** PROBLEM DETAILS **
Copy out each line in the material below that has the word "Select".

** RECORDS PROVIDED **
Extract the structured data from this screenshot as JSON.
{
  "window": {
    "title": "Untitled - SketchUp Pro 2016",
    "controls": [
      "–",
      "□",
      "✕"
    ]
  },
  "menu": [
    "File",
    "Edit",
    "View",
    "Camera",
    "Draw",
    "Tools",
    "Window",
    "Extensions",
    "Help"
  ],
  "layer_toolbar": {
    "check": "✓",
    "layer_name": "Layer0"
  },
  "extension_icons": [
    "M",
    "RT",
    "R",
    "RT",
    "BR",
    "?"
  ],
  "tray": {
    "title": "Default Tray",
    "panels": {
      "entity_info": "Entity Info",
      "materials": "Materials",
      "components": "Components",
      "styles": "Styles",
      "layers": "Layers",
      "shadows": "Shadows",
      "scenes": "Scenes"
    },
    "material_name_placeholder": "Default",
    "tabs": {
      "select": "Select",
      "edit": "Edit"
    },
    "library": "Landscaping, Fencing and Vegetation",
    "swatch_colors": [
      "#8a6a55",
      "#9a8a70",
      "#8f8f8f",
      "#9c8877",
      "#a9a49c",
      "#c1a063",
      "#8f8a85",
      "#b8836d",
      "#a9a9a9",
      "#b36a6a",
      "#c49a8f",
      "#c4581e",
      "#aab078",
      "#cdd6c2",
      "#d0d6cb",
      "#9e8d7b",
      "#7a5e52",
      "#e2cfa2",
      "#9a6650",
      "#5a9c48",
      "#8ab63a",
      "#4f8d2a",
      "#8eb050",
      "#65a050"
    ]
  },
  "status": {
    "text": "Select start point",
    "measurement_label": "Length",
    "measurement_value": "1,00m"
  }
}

** RIGHT ANSWER **
      "select": "Select",
    "text": "Select start point",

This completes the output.